▶ **Description of the task**: Copy the following lines without any changes.

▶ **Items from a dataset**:
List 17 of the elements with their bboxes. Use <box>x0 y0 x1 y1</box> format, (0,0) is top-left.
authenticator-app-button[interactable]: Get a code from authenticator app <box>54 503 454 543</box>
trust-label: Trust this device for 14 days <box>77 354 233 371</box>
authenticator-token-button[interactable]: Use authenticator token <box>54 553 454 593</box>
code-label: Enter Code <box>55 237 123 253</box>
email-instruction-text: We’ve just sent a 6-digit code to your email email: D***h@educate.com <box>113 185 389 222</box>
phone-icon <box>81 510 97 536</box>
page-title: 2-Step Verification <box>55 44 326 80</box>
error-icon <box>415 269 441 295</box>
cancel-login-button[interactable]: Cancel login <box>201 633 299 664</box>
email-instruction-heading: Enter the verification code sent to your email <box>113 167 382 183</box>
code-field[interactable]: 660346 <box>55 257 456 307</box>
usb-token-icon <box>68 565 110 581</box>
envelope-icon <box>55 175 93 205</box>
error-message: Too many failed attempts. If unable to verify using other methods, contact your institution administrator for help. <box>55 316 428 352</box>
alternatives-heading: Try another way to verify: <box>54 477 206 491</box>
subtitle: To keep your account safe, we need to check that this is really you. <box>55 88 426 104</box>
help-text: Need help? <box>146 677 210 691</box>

▶ **Solution to the problem**:
List 17 of the elements with their bboxes. Use <box>x0 y0 x1 y1</box> format, (0,0) is top-left.
authenticator-app-button[interactable]: Get a code from authenticator app <box>54 503 454 543</box>
trust-label: Trust this device for 14 days <box>77 354 233 371</box>
authenticator-token-button[interactable]: Use authenticator token <box>54 553 454 593</box>
code-label: Enter Code <box>55 237 123 253</box>
email-instruction-text: We’ve just sent a 6-digit code to your email email: D***h@educate.com <box>113 185 389 222</box>
phone-icon <box>81 510 97 536</box>
page-title: 2-Step Verification <box>55 44 326 80</box>
error-icon <box>415 269 441 295</box>
cancel-login-button[interactable]: Cancel login <box>201 633 299 664</box>
email-instruction-heading: Enter the verification code sent to your email <box>113 167 382 183</box>
code-field[interactable]: 660346 <box>55 257 456 307</box>
usb-token-icon <box>68 565 110 581</box>
envelope-icon <box>55 175 93 205</box>
error-message: Too many failed attempts. If unable to verify using other methods, contact your institution administrator for help. <box>55 316 428 352</box>
alternatives-heading: Try another way to verify: <box>54 477 206 491</box>
subtitle: To keep your account safe, we need to check that this is really you. <box>55 88 426 104</box>
help-text: Need help? <box>146 677 210 691</box>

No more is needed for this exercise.